* BEGIN SOURCE DATA *

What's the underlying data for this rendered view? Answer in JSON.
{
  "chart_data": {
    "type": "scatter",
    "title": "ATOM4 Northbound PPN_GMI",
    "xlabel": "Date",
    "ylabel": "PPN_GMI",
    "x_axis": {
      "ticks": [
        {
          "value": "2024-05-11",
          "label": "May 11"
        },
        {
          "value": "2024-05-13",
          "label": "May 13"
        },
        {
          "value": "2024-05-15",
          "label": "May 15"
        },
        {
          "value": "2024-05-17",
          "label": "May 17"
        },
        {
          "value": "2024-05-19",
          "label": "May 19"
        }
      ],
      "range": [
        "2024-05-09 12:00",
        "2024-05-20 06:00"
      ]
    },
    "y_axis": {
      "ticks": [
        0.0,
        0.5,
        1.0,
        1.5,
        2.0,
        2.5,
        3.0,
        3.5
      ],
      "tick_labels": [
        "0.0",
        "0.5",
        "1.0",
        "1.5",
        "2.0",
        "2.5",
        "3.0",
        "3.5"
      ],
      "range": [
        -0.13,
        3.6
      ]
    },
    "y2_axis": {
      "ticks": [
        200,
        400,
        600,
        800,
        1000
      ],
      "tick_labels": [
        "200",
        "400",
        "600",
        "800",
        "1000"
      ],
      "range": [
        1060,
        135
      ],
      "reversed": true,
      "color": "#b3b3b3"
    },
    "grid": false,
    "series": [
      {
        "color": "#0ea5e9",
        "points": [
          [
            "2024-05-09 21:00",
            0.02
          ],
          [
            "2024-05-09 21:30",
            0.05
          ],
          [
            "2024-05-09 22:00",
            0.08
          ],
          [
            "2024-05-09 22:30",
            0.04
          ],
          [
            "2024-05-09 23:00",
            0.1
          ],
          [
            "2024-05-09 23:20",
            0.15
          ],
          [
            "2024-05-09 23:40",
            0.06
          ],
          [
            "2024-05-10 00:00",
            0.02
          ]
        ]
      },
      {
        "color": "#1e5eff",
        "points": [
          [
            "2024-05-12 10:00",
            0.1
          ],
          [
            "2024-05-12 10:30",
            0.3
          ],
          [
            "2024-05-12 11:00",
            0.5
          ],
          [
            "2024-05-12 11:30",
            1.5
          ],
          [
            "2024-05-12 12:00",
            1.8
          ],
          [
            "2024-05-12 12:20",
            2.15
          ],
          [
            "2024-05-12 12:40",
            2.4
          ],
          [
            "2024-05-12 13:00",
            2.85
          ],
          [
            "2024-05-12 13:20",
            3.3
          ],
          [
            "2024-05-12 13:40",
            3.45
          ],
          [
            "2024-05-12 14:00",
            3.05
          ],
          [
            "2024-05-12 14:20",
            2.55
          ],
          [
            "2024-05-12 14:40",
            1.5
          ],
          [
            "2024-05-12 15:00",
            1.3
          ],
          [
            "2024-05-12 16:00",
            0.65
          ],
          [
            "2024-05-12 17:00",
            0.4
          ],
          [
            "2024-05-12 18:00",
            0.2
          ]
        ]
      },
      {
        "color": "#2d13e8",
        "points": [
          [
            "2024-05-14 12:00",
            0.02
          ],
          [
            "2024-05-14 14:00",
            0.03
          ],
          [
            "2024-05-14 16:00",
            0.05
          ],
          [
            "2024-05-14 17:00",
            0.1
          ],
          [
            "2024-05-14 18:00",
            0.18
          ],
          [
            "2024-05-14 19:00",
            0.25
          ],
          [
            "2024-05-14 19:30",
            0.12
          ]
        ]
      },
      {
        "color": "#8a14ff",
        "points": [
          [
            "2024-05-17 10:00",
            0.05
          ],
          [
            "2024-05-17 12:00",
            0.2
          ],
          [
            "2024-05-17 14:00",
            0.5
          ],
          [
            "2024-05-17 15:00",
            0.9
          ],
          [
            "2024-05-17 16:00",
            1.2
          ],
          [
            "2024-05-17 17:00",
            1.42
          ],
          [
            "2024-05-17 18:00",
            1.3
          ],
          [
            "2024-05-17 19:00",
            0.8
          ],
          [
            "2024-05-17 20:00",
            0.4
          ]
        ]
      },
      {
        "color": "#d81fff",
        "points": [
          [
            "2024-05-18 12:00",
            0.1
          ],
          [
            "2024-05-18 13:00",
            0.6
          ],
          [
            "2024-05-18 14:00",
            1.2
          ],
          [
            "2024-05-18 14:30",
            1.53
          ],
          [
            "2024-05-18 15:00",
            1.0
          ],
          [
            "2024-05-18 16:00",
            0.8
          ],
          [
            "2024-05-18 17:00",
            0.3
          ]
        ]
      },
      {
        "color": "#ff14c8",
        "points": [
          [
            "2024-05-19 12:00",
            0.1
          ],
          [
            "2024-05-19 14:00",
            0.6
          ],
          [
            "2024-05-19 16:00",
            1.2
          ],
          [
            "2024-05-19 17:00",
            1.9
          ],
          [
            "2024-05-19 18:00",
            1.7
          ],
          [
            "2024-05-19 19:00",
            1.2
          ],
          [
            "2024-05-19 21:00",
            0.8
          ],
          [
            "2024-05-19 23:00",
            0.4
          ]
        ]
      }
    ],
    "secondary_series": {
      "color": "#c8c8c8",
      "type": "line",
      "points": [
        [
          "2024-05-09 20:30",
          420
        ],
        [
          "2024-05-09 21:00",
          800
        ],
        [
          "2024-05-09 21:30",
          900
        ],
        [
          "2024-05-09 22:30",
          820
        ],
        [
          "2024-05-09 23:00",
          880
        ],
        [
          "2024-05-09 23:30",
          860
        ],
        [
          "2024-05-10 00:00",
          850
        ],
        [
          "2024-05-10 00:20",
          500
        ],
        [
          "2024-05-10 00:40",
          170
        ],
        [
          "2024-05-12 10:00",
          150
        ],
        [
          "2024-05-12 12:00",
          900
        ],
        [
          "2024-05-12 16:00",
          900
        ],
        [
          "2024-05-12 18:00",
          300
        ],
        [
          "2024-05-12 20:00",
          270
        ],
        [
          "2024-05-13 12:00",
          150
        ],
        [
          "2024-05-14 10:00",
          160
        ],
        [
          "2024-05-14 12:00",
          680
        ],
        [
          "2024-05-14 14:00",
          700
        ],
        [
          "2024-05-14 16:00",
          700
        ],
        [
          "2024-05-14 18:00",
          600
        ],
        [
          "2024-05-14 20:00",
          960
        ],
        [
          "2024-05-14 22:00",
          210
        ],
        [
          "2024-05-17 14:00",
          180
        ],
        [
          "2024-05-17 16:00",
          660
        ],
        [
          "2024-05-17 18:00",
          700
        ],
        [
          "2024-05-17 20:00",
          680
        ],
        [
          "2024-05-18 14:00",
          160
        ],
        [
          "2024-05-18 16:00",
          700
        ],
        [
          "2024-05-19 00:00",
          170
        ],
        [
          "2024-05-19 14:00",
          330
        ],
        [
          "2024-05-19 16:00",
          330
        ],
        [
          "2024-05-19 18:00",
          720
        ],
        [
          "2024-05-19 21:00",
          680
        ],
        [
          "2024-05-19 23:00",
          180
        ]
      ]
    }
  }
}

* END SOURCE DATA *

### AIM OF THE EXERCISE
Pick out the lines above that hold the string "value" and show them.

### THE OUTPUT
          "value": "2024-05-11",
          "value": "2024-05-13",
          "value": "2024-05-15",
          "value": "2024-05-17",
          "value": "2024-05-19",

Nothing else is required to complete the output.